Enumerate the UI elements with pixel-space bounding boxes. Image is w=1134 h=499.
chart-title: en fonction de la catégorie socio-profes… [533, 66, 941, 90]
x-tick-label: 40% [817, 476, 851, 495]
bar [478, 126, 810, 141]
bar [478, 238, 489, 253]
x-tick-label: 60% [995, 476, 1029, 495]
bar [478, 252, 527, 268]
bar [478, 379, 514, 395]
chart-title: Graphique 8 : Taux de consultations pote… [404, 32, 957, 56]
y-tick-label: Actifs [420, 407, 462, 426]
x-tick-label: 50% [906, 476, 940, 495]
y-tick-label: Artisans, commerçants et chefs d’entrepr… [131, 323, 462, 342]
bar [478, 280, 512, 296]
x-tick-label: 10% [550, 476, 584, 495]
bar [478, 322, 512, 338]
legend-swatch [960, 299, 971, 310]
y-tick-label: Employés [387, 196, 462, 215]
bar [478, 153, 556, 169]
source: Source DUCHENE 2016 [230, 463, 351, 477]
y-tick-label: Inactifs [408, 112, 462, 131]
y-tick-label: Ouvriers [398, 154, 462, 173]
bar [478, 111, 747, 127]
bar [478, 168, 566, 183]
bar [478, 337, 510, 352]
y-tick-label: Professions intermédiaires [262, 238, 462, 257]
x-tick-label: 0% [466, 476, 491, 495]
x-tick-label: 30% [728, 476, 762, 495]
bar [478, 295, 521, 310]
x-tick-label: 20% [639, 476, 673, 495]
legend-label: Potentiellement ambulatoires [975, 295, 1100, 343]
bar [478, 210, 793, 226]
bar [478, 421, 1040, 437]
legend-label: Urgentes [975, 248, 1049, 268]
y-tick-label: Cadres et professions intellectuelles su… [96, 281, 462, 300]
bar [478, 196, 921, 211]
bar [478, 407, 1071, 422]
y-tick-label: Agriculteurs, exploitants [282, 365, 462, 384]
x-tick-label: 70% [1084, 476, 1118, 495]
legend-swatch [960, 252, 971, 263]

- Stated problem
Output all of the rows above as a Markdown table with two columns, No. and Line, numbering each row in order and leaving out any blank lines.

- The solution
| No. | Line |
|---|---|
| 1 | Enumerate the UI elements with pixel-space bounding boxes. Image is w=1134 h=499. |
| 2 | chart-title: en fonction de la catégorie socio-profes… [533, 66, 941, 90] |
| 3 | x-tick-label: 40% [817, 476, 851, 495] |
| 4 | bar [478, 126, 810, 141] |
| 5 | bar [478, 238, 489, 253] |
| 6 | x-tick-label: 60% [995, 476, 1029, 495] |
| 7 | bar [478, 252, 527, 268] |
| 8 | bar [478, 379, 514, 395] |
| 9 | chart-title: Graphique 8 : Taux de consultations pote… [404, 32, 957, 56] |
| 10 | y-tick-label: Actifs [420, 407, 462, 426] |
| 11 | x-tick-label: 50% [906, 476, 940, 495] |
| 12 | y-tick-label: Artisans, commerçants et chefs d’entrepr… [131, 323, 462, 342] |
| 13 | bar [478, 280, 512, 296] |
| 14 | x-tick-label: 10% [550, 476, 584, 495] |
| 15 | bar [478, 322, 512, 338] |
| 16 | legend-swatch [960, 299, 971, 310] |
| 17 | y-tick-label: Employés [387, 196, 462, 215] |
| 18 | bar [478, 153, 556, 169] |
| 19 | source: Source DUCHENE 2016 [230, 463, 351, 477] |
| 20 | y-tick-label: Inactifs [408, 112, 462, 131] |
| 21 | y-tick-label: Ouvriers [398, 154, 462, 173] |
| 22 | bar [478, 111, 747, 127] |
| 23 | bar [478, 168, 566, 183] |
| 24 | bar [478, 337, 510, 352] |
| 25 | y-tick-label: Professions intermédiaires [262, 238, 462, 257] |
| 26 | x-tick-label: 0% [466, 476, 491, 495] |
| 27 | x-tick-label: 30% [728, 476, 762, 495] |
| 28 | bar [478, 295, 521, 310] |
| 29 | x-tick-label: 20% [639, 476, 673, 495] |
| 30 | legend-label: Potentiellement ambulatoires [975, 295, 1100, 343] |
| 31 | bar [478, 210, 793, 226] |
| 32 | bar [478, 421, 1040, 437] |
| 33 | legend-label: Urgentes [975, 248, 1049, 268] |
| 34 | y-tick-label: Cadres et professions intellectuelles su… [96, 281, 462, 300] |
| 35 | bar [478, 196, 921, 211] |
| 36 | bar [478, 407, 1071, 422] |
| 37 | y-tick-label: Agriculteurs, exploitants [282, 365, 462, 384] |
| 38 | x-tick-label: 70% [1084, 476, 1118, 495] |
| 39 | legend-swatch [960, 252, 971, 263] |